_EXERCISE AIM_: Give a verbatim quotation of every record.

_INFORMATION PROVIDED_:

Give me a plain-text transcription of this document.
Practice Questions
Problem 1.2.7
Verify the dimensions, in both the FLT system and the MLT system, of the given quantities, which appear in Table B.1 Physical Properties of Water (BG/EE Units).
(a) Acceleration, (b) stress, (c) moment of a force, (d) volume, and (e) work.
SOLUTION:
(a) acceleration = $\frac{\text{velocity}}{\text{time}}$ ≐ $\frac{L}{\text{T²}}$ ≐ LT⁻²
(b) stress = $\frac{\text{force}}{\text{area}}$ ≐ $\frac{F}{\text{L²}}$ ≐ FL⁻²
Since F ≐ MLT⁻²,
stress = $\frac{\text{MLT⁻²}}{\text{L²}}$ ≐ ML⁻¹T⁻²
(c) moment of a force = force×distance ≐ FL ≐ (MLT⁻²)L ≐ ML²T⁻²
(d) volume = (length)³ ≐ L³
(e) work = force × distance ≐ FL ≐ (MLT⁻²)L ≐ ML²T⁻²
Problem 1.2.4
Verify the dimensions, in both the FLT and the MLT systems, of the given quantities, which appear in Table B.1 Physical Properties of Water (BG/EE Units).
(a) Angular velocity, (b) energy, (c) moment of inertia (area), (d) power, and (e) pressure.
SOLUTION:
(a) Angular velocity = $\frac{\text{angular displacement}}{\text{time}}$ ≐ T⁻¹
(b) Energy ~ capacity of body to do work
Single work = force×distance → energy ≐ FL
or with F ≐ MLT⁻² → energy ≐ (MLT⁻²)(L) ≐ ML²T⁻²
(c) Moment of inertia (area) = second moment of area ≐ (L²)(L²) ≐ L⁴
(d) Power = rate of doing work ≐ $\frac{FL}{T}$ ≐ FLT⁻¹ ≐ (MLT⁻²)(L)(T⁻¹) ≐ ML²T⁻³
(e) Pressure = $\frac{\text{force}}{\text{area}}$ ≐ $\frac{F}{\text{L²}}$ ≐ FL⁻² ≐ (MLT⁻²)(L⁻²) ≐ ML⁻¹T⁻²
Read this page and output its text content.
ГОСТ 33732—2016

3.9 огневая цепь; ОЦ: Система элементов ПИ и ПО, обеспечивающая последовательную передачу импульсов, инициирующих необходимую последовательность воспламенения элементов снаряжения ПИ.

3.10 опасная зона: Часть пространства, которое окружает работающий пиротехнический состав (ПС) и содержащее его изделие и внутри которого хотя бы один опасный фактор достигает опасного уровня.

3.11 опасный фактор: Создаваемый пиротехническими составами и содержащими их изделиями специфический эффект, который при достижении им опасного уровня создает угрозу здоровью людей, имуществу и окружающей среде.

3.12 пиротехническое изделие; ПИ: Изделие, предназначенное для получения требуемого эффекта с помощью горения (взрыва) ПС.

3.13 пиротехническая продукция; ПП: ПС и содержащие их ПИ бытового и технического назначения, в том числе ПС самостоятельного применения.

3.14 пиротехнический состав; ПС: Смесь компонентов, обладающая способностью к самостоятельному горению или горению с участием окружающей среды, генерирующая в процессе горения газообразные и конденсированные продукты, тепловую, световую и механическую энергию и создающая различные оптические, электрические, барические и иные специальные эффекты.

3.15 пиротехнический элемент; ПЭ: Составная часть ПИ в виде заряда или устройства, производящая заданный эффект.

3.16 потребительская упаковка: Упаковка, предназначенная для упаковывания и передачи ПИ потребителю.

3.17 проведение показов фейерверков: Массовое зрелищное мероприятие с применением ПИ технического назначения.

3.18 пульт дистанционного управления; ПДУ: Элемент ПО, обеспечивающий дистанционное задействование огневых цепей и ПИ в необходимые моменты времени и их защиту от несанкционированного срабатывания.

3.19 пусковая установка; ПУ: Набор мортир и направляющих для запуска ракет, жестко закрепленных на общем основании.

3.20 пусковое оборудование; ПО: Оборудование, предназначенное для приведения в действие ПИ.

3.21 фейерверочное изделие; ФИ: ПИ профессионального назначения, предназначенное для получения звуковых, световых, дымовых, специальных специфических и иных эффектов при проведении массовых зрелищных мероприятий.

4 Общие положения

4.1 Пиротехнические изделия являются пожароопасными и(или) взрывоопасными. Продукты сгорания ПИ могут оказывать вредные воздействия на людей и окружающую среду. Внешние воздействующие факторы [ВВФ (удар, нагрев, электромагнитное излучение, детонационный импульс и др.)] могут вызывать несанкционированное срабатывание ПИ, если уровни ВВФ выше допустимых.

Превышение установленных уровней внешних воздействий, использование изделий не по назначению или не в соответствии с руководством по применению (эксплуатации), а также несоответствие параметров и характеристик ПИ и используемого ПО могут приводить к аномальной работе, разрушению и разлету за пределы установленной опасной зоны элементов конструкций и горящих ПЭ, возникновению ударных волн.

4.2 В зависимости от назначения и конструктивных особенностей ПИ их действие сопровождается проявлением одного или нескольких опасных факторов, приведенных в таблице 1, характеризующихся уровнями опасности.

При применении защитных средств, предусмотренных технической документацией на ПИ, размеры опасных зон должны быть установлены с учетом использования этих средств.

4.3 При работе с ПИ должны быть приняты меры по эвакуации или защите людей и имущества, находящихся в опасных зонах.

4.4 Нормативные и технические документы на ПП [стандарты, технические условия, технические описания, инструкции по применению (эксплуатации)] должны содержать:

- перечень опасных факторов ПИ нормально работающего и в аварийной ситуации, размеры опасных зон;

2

_SOLUTION TO THIS PROBLEM_:
Give me a plain-text transcription of this document.
Practice Questions
Problem 1.2.7
Verify the dimensions, in both the FLT system and the MLT system, of the given quantities, which appear in Table B.1 Physical Properties of Water (BG/EE Units).
(a) Acceleration, (b) stress, (c) moment of a force, (d) volume, and (e) work.
SOLUTION:
(a) acceleration = $\frac{\text{velocity}}{\text{time}}$ ≐ $\frac{L}{\text{T²}}$ ≐ LT⁻²
(b) stress = $\frac{\text{force}}{\text{area}}$ ≐ $\frac{F}{\text{L²}}$ ≐ FL⁻²
Since F ≐ MLT⁻²,
stress = $\frac{\text{MLT⁻²}}{\text{L²}}$ ≐ ML⁻¹T⁻²
(c) moment of a force = force×distance ≐ FL ≐ (MLT⁻²)L ≐ ML²T⁻²
(d) volume = (length)³ ≐ L³
(e) work = force × distance ≐ FL ≐ (MLT⁻²)L ≐ ML²T⁻²
Problem 1.2.4
Verify the dimensions, in both the FLT and the MLT systems, of the given quantities, which appear in Table B.1 Physical Properties of Water (BG/EE Units).
(a) Angular velocity, (b) energy, (c) moment of inertia (area), (d) power, and (e) pressure.
SOLUTION:
(a) Angular velocity = $\frac{\text{angular displacement}}{\text{time}}$ ≐ T⁻¹
(b) Energy ~ capacity of body to do work
Single work = force×distance → energy ≐ FL
or with F ≐ MLT⁻² → energy ≐ (MLT⁻²)(L) ≐ ML²T⁻²
(c) Moment of inertia (area) = second moment of area ≐ (L²)(L²) ≐ L⁴
(d) Power = rate of doing work ≐ $\frac{FL}{T}$ ≐ FLT⁻¹ ≐ (MLT⁻²)(L)(T⁻¹) ≐ ML²T⁻³
(e) Pressure = $\frac{\text{force}}{\text{area}}$ ≐ $\frac{F}{\text{L²}}$ ≐ FL⁻² ≐ (MLT⁻²)(L⁻²) ≐ ML⁻¹T⁻²
Read this page and output its text content.
ГОСТ 33732—2016

3.9 огневая цепь; ОЦ: Система элементов ПИ и ПО, обеспечивающая последовательную передачу импульсов, инициирующих необходимую последовательность воспламенения элементов снаряжения ПИ.

3.10 опасная зона: Часть пространства, которое окружает работающий пиротехнический состав (ПС) и содержащее его изделие и внутри которого хотя бы один опасный фактор достигает опасного уровня.

3.11 опасный фактор: Создаваемый пиротехническими составами и содержащими их изделиями специфический эффект, который при достижении им опасного уровня создает угрозу здоровью людей, имуществу и окружающей среде.

3.12 пиротехническое изделие; ПИ: Изделие, предназначенное для получения требуемого эффекта с помощью горения (взрыва) ПС.

3.13 пиротехническая продукция; ПП: ПС и содержащие их ПИ бытового и технического назначения, в том числе ПС самостоятельного применения.

3.14 пиротехнический состав; ПС: Смесь компонентов, обладающая способностью к самостоятельному горению или горению с участием окружающей среды, генерирующая в процессе горения газообразные и конденсированные продукты, тепловую, световую и механическую энергию и создающая различные оптические, электрические, барические и иные специальные эффекты.

3.15 пиротехнический элемент; ПЭ: Составная часть ПИ в виде заряда или устройства, производящая заданный эффект.

3.16 потребительская упаковка: Упаковка, предназначенная для упаковывания и передачи ПИ потребителю.

3.17 проведение показов фейерверков: Массовое зрелищное мероприятие с применением ПИ технического назначения.

3.18 пульт дистанционного управления; ПДУ: Элемент ПО, обеспечивающий дистанционное задействование огневых цепей и ПИ в необходимые моменты времени и их защиту от несанкционированного срабатывания.

3.19 пусковая установка; ПУ: Набор мортир и направляющих для запуска ракет, жестко закрепленных на общем основании.

3.20 пусковое оборудование; ПО: Оборудование, предназначенное для приведения в действие ПИ.

3.21 фейерверочное изделие; ФИ: ПИ профессионального назначения, предназначенное для получения звуковых, световых, дымовых, специальных специфических и иных эффектов при проведении массовых зрелищных мероприятий.

4 Общие положения

4.1 Пиротехнические изделия являются пожароопасными и(или) взрывоопасными. Продукты сгорания ПИ могут оказывать вредные воздействия на людей и окружающую среду. Внешние воздействующие факторы [ВВФ (удар, нагрев, электромагнитное излучение, детонационный импульс и др.)] могут вызывать несанкционированное срабатывание ПИ, если уровни ВВФ выше допустимых.

Превышение установленных уровней внешних воздействий, использование изделий не по назначению или не в соответствии с руководством по применению (эксплуатации), а также несоответствие параметров и характеристик ПИ и используемого ПО могут приводить к аномальной работе, разрушению и разлету за пределы установленной опасной зоны элементов конструкций и горящих ПЭ, возникновению ударных волн.

4.2 В зависимости от назначения и конструктивных особенностей ПИ их действие сопровождается проявлением одного или нескольких опасных факторов, приведенных в таблице 1, характеризующихся уровнями опасности.

При применении защитных средств, предусмотренных технической документацией на ПИ, размеры опасных зон должны быть установлены с учетом использования этих средств.

4.3 При работе с ПИ должны быть приняты меры по эвакуации или защите людей и имущества, находящихся в опасных зонах.

4.4 Нормативные и технические документы на ПП [стандарты, технические условия, технические описания, инструкции по применению (эксплуатации)] должны содержать:

- перечень опасных факторов ПИ нормально работающего и в аварийной ситуации, размеры опасных зон;

2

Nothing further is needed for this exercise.